** start Available data **

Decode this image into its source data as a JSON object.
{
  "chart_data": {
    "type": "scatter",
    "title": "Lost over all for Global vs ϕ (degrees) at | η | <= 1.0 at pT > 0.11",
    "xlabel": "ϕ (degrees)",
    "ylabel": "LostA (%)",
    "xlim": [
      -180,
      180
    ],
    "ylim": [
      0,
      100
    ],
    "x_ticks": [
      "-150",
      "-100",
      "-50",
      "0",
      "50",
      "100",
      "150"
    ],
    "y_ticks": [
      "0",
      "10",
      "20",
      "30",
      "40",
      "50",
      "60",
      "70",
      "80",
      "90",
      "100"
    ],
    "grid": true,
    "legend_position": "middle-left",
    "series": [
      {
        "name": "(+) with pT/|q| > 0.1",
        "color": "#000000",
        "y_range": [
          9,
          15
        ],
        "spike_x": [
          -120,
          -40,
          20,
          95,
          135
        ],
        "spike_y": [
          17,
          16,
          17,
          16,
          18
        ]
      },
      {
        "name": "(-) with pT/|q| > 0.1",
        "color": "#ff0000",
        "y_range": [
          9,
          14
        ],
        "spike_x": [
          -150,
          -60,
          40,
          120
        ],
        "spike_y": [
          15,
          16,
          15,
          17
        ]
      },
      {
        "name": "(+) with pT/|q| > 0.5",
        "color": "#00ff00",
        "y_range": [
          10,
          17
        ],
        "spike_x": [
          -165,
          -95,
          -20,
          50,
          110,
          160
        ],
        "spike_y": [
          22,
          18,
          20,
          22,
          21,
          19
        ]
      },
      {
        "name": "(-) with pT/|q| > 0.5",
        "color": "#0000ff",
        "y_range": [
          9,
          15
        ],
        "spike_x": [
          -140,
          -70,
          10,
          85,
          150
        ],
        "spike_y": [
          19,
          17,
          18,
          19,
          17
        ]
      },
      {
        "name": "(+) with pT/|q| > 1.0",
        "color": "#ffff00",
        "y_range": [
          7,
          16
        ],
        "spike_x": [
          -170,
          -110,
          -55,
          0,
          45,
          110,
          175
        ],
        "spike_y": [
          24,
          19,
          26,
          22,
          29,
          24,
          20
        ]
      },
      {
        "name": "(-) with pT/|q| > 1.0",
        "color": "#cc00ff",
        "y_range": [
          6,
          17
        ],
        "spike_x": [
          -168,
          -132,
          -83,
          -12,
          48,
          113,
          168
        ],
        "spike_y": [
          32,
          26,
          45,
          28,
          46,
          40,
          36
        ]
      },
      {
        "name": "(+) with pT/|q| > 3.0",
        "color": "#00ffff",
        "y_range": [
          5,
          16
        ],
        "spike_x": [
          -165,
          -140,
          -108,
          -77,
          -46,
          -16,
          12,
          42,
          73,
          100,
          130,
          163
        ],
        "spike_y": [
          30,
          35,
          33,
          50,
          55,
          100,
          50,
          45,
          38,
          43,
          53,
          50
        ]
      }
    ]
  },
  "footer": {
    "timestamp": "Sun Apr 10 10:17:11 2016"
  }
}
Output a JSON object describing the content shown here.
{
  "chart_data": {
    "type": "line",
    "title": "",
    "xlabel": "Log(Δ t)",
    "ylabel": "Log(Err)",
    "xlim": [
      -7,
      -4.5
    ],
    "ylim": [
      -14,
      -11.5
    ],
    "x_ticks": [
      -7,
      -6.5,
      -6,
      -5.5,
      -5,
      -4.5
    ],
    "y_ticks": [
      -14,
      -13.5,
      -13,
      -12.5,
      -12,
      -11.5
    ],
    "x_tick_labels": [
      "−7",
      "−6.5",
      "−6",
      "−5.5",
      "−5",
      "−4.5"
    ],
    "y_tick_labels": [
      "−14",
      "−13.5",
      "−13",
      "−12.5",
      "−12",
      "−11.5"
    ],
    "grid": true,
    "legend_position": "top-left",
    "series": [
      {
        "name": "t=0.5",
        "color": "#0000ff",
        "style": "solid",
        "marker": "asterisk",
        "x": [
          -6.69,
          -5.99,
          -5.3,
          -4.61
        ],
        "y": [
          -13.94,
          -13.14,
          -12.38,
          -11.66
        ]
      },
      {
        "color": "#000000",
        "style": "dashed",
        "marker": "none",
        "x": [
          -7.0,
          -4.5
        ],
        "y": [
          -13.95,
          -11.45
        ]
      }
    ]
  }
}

** end Available data **

Output the full listing without altering anything.

Decode this image into its source data as a JSON object.
{
  "chart_data": {
    "type": "scatter",
    "title": "Lost over all for Global vs ϕ (degrees) at | η | <= 1.0 at pT > 0.11",
    "xlabel": "ϕ (degrees)",
    "ylabel": "LostA (%)",
    "xlim": [
      -180,
      180
    ],
    "ylim": [
      0,
      100
    ],
    "x_ticks": [
      "-150",
      "-100",
      "-50",
      "0",
      "50",
      "100",
      "150"
    ],
    "y_ticks": [
      "0",
      "10",
      "20",
      "30",
      "40",
      "50",
      "60",
      "70",
      "80",
      "90",
      "100"
    ],
    "grid": true,
    "legend_position": "middle-left",
    "series": [
      {
        "name": "(+) with pT/|q| > 0.1",
        "color": "#000000",
        "y_range": [
          9,
          15
        ],
        "spike_x": [
          -120,
          -40,
          20,
          95,
          135
        ],
        "spike_y": [
          17,
          16,
          17,
          16,
          18
        ]
      },
      {
        "name": "(-) with pT/|q| > 0.1",
        "color": "#ff0000",
        "y_range": [
          9,
          14
        ],
        "spike_x": [
          -150,
          -60,
          40,
          120
        ],
        "spike_y": [
          15,
          16,
          15,
          17
        ]
      },
      {
        "name": "(+) with pT/|q| > 0.5",
        "color": "#00ff00",
        "y_range": [
          10,
          17
        ],
        "spike_x": [
          -165,
          -95,
          -20,
          50,
          110,
          160
        ],
        "spike_y": [
          22,
          18,
          20,
          22,
          21,
          19
        ]
      },
      {
        "name": "(-) with pT/|q| > 0.5",
        "color": "#0000ff",
        "y_range": [
          9,
          15
        ],
        "spike_x": [
          -140,
          -70,
          10,
          85,
          150
        ],
        "spike_y": [
          19,
          17,
          18,
          19,
          17
        ]
      },
      {
        "name": "(+) with pT/|q| > 1.0",
        "color": "#ffff00",
        "y_range": [
          7,
          16
        ],
        "spike_x": [
          -170,
          -110,
          -55,
          0,
          45,
          110,
          175
        ],
        "spike_y": [
          24,
          19,
          26,
          22,
          29,
          24,
          20
        ]
      },
      {
        "name": "(-) with pT/|q| > 1.0",
        "color": "#cc00ff",
        "y_range": [
          6,
          17
        ],
        "spike_x": [
          -168,
          -132,
          -83,
          -12,
          48,
          113,
          168
        ],
        "spike_y": [
          32,
          26,
          45,
          28,
          46,
          40,
          36
        ]
      },
      {
        "name": "(+) with pT/|q| > 3.0",
        "color": "#00ffff",
        "y_range": [
          5,
          16
        ],
        "spike_x": [
          -165,
          -140,
          -108,
          -77,
          -46,
          -16,
          12,
          42,
          73,
          100,
          130,
          163
        ],
        "spike_y": [
          30,
          35,
          33,
          50,
          55,
          100,
          50,
          45,
          38,
          43,
          53,
          50
        ]
      }
    ]
  },
  "footer": {
    "timestamp": "Sun Apr 10 10:17:11 2016"
  }
}
Output a JSON object describing the content shown here.
{
  "chart_data": {
    "type": "line",
    "title": "",
    "xlabel": "Log(Δ t)",
    "ylabel": "Log(Err)",
    "xlim": [
      -7,
      -4.5
    ],
    "ylim": [
      -14,
      -11.5
    ],
    "x_ticks": [
      -7,
      -6.5,
      -6,
      -5.5,
      -5,
      -4.5
    ],
    "y_ticks": [
      -14,
      -13.5,
      -13,
      -12.5,
      -12,
      -11.5
    ],
    "x_tick_labels": [
      "−7",
      "−6.5",
      "−6",
      "−5.5",
      "−5",
      "−4.5"
    ],
    "y_tick_labels": [
      "−14",
      "−13.5",
      "−13",
      "−12.5",
      "−12",
      "−11.5"
    ],
    "grid": true,
    "legend_position": "top-left",
    "series": [
      {
        "name": "t=0.5",
        "color": "#0000ff",
        "style": "solid",
        "marker": "asterisk",
        "x": [
          -6.69,
          -5.99,
          -5.3,
          -4.61
        ],
        "y": [
          -13.94,
          -13.14,
          -12.38,
          -11.66
        ]
      },
      {
        "color": "#000000",
        "style": "dashed",
        "marker": "none",
        "x": [
          -7.0,
          -4.5
        ],
        "y": [
          -13.95,
          -11.45
        ]
      }
    ]
  }
}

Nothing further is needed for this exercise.